(Records excerpted from a collection)

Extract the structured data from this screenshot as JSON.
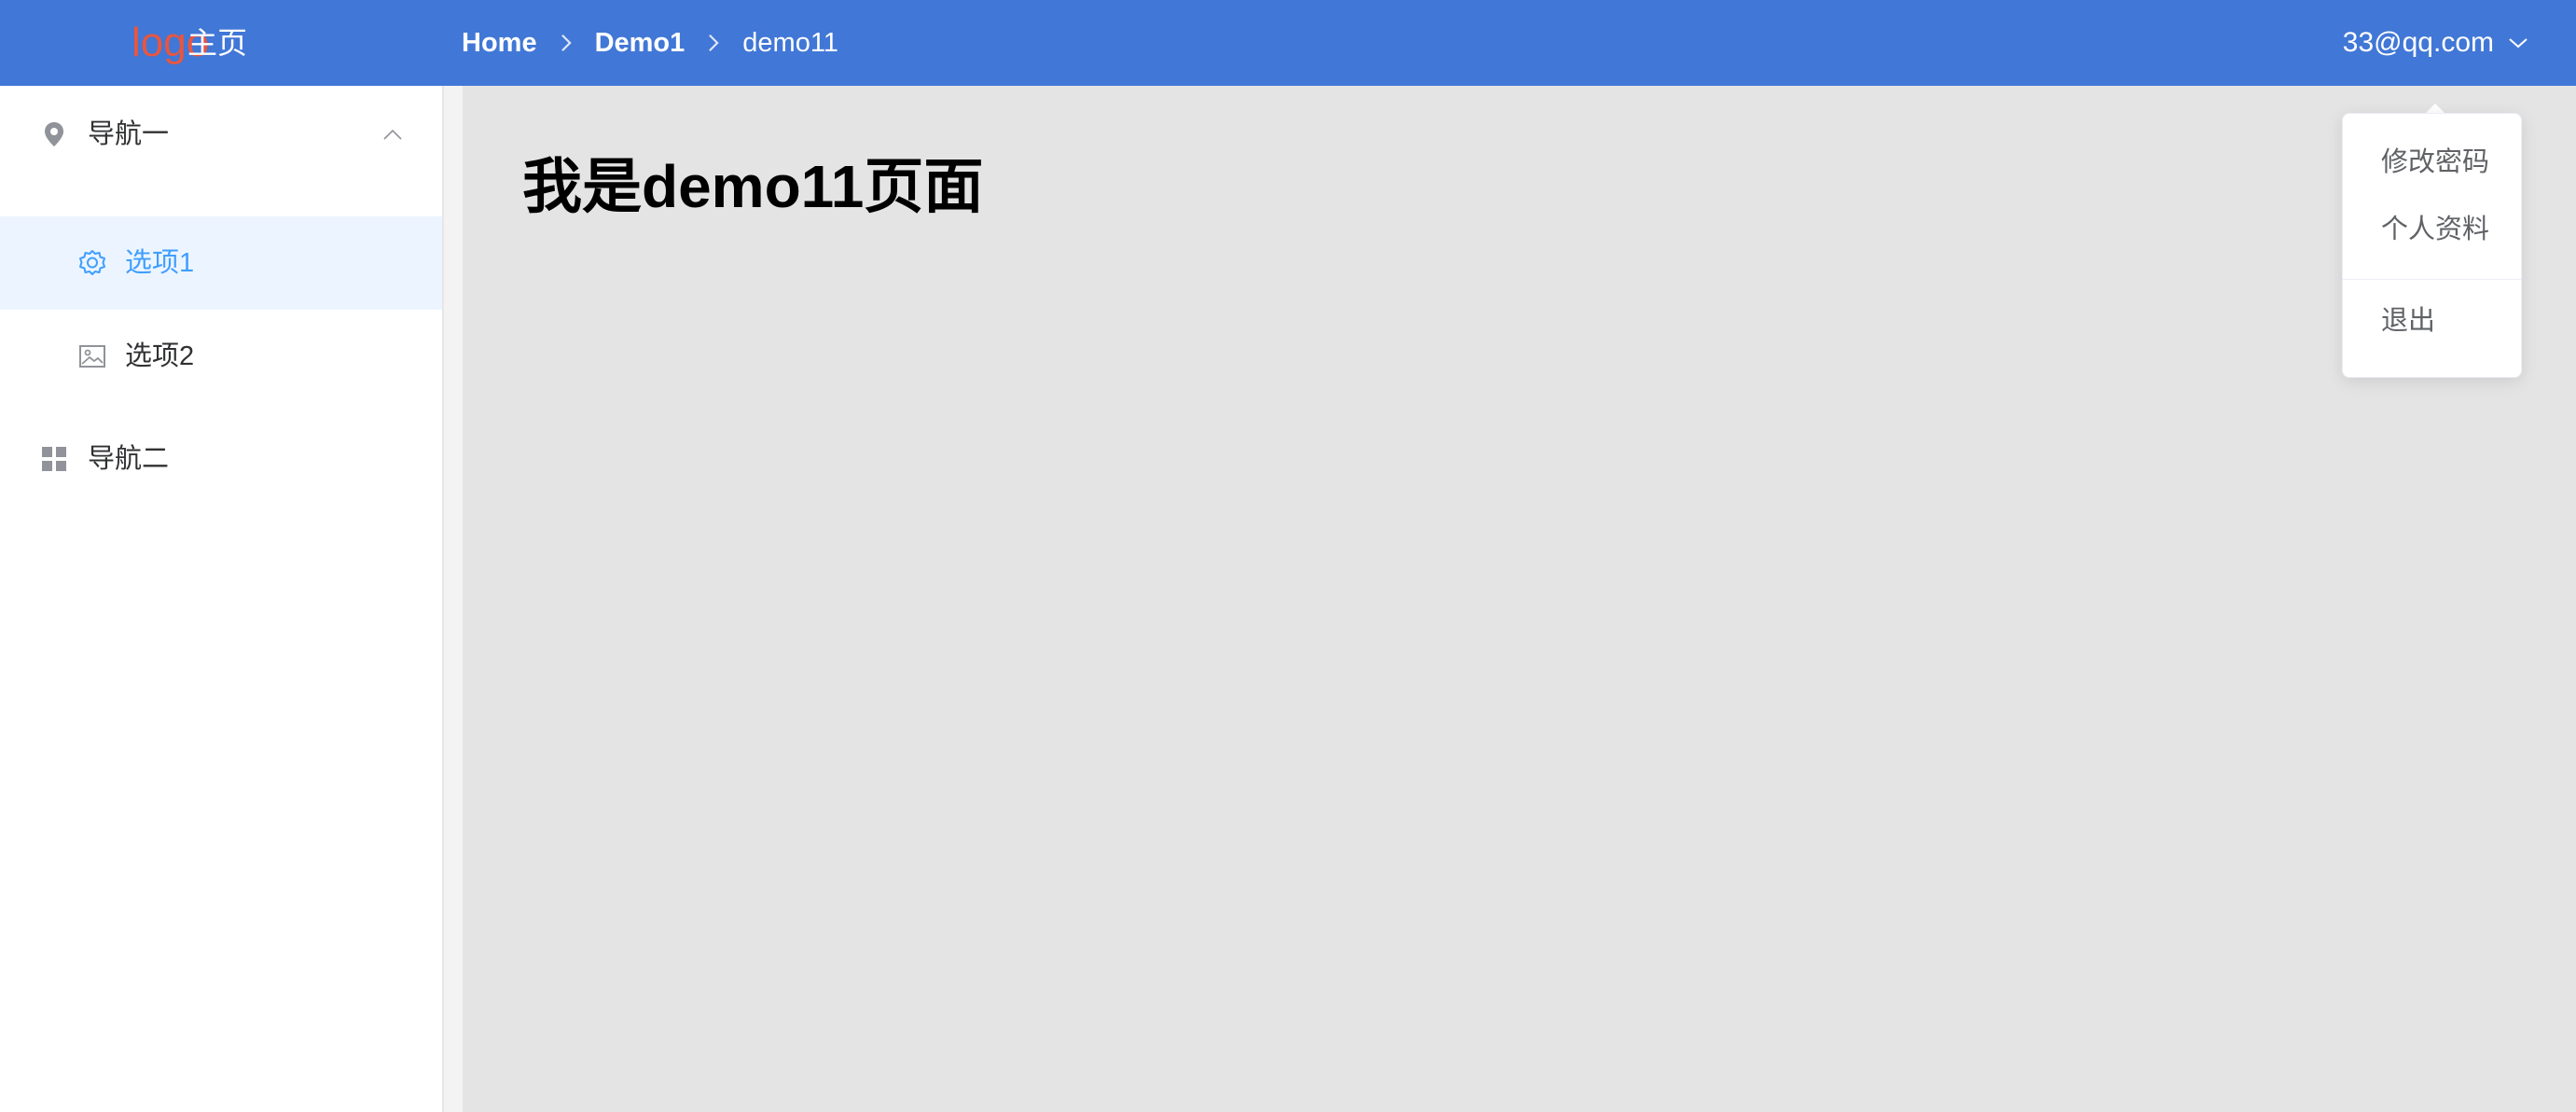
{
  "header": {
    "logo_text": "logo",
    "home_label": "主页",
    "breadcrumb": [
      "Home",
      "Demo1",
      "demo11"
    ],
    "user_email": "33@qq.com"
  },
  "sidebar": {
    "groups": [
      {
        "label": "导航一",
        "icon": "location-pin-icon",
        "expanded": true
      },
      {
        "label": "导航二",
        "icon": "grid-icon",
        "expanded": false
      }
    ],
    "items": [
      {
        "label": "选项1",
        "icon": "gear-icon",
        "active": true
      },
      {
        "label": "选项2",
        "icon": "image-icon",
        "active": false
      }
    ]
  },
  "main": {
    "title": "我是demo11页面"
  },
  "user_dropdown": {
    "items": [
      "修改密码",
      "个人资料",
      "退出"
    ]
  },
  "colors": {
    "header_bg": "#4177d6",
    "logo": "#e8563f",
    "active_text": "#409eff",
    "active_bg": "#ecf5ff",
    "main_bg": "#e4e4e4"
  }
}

The problem
Transcribe the whole listing, character for character, but not its images.

Final result
Extract the structured data from this screenshot as JSON.
{
  "header": {
    "logo_text": "logo",
    "home_label": "主页",
    "breadcrumb": [
      "Home",
      "Demo1",
      "demo11"
    ],
    "user_email": "33@qq.com"
  },
  "sidebar": {
    "groups": [
      {
        "label": "导航一",
        "icon": "location-pin-icon",
        "expanded": true
      },
      {
        "label": "导航二",
        "icon": "grid-icon",
        "expanded": false
      }
    ],
    "items": [
      {
        "label": "选项1",
        "icon": "gear-icon",
        "active": true
      },
      {
        "label": "选项2",
        "icon": "image-icon",
        "active": false
      }
    ]
  },
  "main": {
    "title": "我是demo11页面"
  },
  "user_dropdown": {
    "items": [
      "修改密码",
      "个人资料",
      "退出"
    ]
  },
  "colors": {
    "header_bg": "#4177d6",
    "logo": "#e8563f",
    "active_text": "#409eff",
    "active_bg": "#ecf5ff",
    "main_bg": "#e4e4e4"
  }
}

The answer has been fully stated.